Excerpt from a dataset:
_ _ _

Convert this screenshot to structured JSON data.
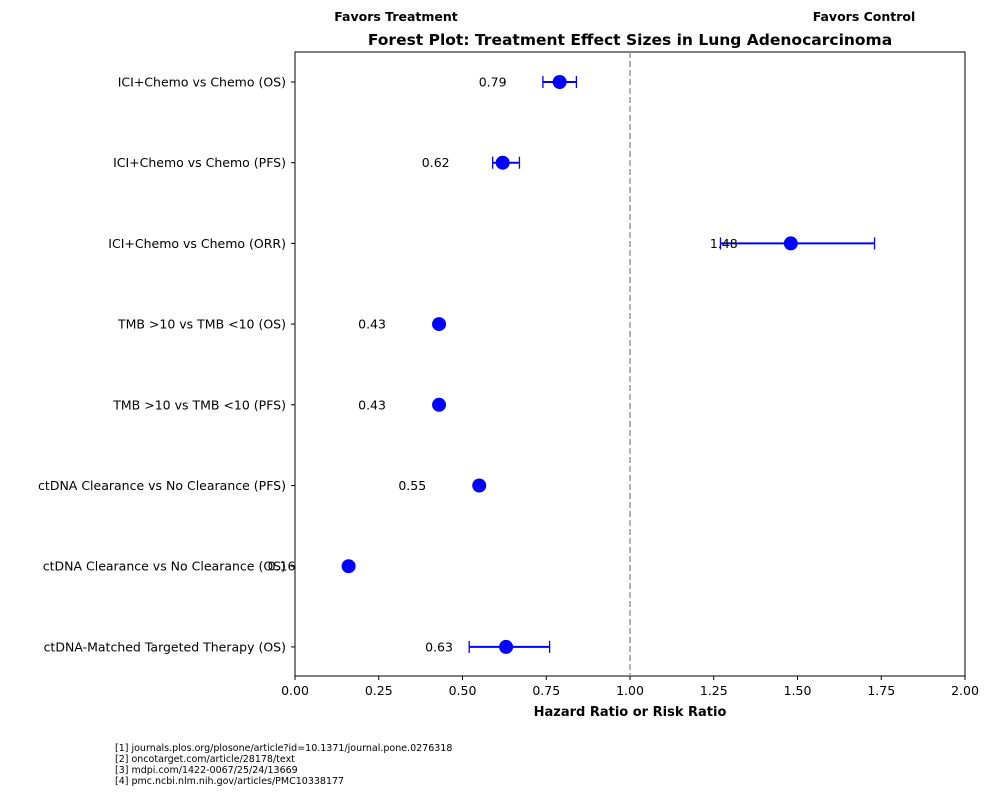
{
  "chart_data": {
    "type": "forest",
    "title": "Forest Plot: Treatment Effect Sizes in Lung Adenocarcinoma",
    "xlabel": "Hazard Ratio or Risk Ratio",
    "xlim": [
      0,
      2.0
    ],
    "xticks": [
      "0.00",
      "0.25",
      "0.50",
      "0.75",
      "1.00",
      "1.25",
      "1.50",
      "1.75",
      "2.00"
    ],
    "reference_line": 1.0,
    "favors_left": "Favors Treatment",
    "favors_right": "Favors Control",
    "marker_color": "#0000ff",
    "reference_color": "#999999",
    "rows": [
      {
        "label": "ICI+Chemo vs Chemo (OS)",
        "value": 0.79,
        "display": "0.79",
        "ci": [
          0.74,
          0.84
        ]
      },
      {
        "label": "ICI+Chemo vs Chemo (PFS)",
        "value": 0.62,
        "display": "0.62",
        "ci": [
          0.59,
          0.67
        ]
      },
      {
        "label": "ICI+Chemo vs Chemo (ORR)",
        "value": 1.48,
        "display": "1.48",
        "ci": [
          1.27,
          1.73
        ]
      },
      {
        "label": "TMB >10 vs TMB <10 (OS)",
        "value": 0.43,
        "display": "0.43",
        "ci": null
      },
      {
        "label": "TMB >10 vs TMB <10 (PFS)",
        "value": 0.43,
        "display": "0.43",
        "ci": null
      },
      {
        "label": "ctDNA Clearance vs No Clearance (PFS)",
        "value": 0.55,
        "display": "0.55",
        "ci": null
      },
      {
        "label": "ctDNA Clearance vs No Clearance (OS)",
        "value": 0.16,
        "display": "0.16",
        "ci": null
      },
      {
        "label": "ctDNA-Matched Targeted Therapy (OS)",
        "value": 0.63,
        "display": "0.63",
        "ci": [
          0.52,
          0.76
        ]
      }
    ]
  },
  "references": [
    "[1] journals.plos.org/plosone/article?id=10.1371/journal.pone.0276318",
    "[2] oncotarget.com/article/28178/text",
    "[3] mdpi.com/1422-0067/25/24/13669",
    "[4] pmc.ncbi.nlm.nih.gov/articles/PMC10338177"
  ]
}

_ _ _

From the entries, report each line that includes the word "ctDNA".

#### SOLUTION TO THIS TASK:
        "label": "ctDNA Clearance vs No Clearance (PFS)",
        "label": "ctDNA Clearance vs No Clearance (OS)",
        "label": "ctDNA-Matched Targeted Therapy (OS)",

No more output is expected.